Goal. Pictures do not belong in the copy, so please give every entry below again exactly.

((

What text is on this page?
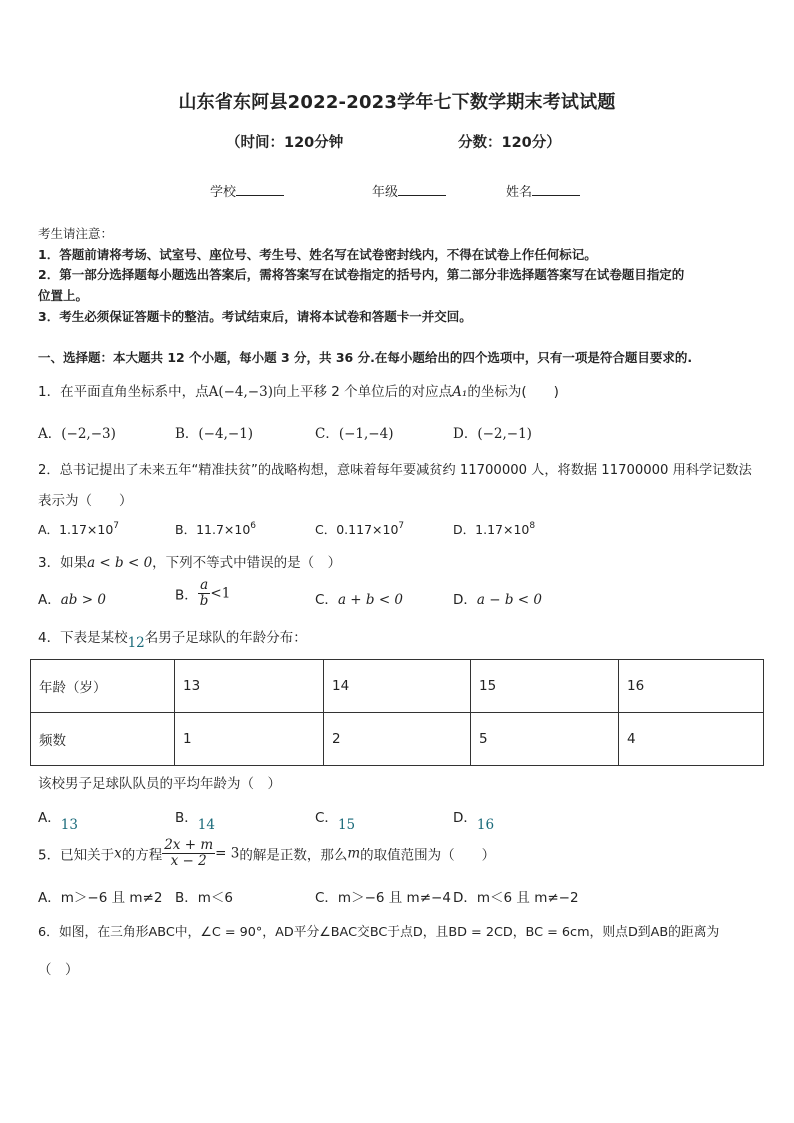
山东省东阿县2022-2023学年七下数学期末考试试题
（时间：120分钟	分数：120分）
学校	年级	姓名
考生请注意：
1．答题前请将考场、试室号、座位号、考生号、姓名写在试卷密封线内，不得在试卷上作任何标记。
2．第一部分选择题每小题选出答案后，需将答案写在试卷指定的括号内，第二部分非选择题答案写在试卷题目指定的
位置上。
3．考生必须保证答题卡的整洁。考试结束后，请将本试卷和答题卡一并交回。
一、选择题：本大题共 12 个小题，每小题 3 分，共 36 分.在每小题给出的四个选项中，只有一项是符合题目要求的.
1．在平面直角坐标系中，点A(−4,−3)向上平移 2 个单位后的对应点A₁的坐标为(　　)
A．(−2,−3)	B．(−4,−1)	C．(−1,−4)	D．(−2,−1)
2．总书记提出了未来五年“精准扶贫”的战略构想，意味着每年要减贫约 11700000 人，将数据 11700000 用科学记数法
表示为（　　）
A．$1.17\times 10^7$	B．$11.7\times 10^6$	C．$0.117\times 10^7$	D．$1.17\times 10^8$
3．如果a < b < 0，下列不等式中错误的是（　）
A．ab > 0	B． $\frac{a}{b} <1$	C．a + b < 0	D．a − b < 0
4．下表是某校12名男子足球队的年龄分布：
年龄（岁）	13	14	15	16
频数	1	2	5	4
该校男子足球队队员的平均年龄为（　）
A．13	B．14	C．15	D．16
5．已知关于x的方程 $\frac{2x + m}{x - 2} = 3$的解是正数，那么m的取值范围为（　　）
A．m＞−6 且 m≠2 B．m＜6	C．m＞−6 且 m≠−4 D．m＜6 且 m≠−2
6．如图，在三角形ABC中，∠C = 90°，AD平分∠BAC交BC于点D，且BD = 2CD，BC = 6cm，则点D到AB的距离为
（　）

))

Response to this exercise.
What text is on this page?
山东省东阿县2022-2023学年七下数学期末考试试题
（时间：120分钟	分数：120分）
学校	年级	姓名
考生请注意：
1．答题前请将考场、试室号、座位号、考生号、姓名写在试卷密封线内，不得在试卷上作任何标记。
2．第一部分选择题每小题选出答案后，需将答案写在试卷指定的括号内，第二部分非选择题答案写在试卷题目指定的
位置上。
3．考生必须保证答题卡的整洁。考试结束后，请将本试卷和答题卡一并交回。
一、选择题：本大题共 12 个小题，每小题 3 分，共 36 分.在每小题给出的四个选项中，只有一项是符合题目要求的.
1．在平面直角坐标系中，点A(−4,−3)向上平移 2 个单位后的对应点A₁的坐标为(　　)
A．(−2,−3)	B．(−4,−1)	C．(−1,−4)	D．(−2,−1)
2．总书记提出了未来五年“精准扶贫”的战略构想，意味着每年要减贫约 11700000 人，将数据 11700000 用科学记数法
表示为（　　）
A．$1.17\times 10^7$	B．$11.7\times 10^6$	C．$0.117\times 10^7$	D．$1.17\times 10^8$
3．如果a < b < 0，下列不等式中错误的是（　）
A．ab > 0	B． $\frac{a}{b} <1$	C．a + b < 0	D．a − b < 0
4．下表是某校12名男子足球队的年龄分布：
年龄（岁）	13	14	15	16
频数	1	2	5	4
该校男子足球队队员的平均年龄为（　）
A．13	B．14	C．15	D．16
5．已知关于x的方程 $\frac{2x + m}{x - 2} = 3$的解是正数，那么m的取值范围为（　　）
A．m＞−6 且 m≠2 B．m＜6	C．m＞−6 且 m≠−4 D．m＜6 且 m≠−2
6．如图，在三角形ABC中，∠C = 90°，AD平分∠BAC交BC于点D，且BD = 2CD，BC = 6cm，则点D到AB的距离为
（　）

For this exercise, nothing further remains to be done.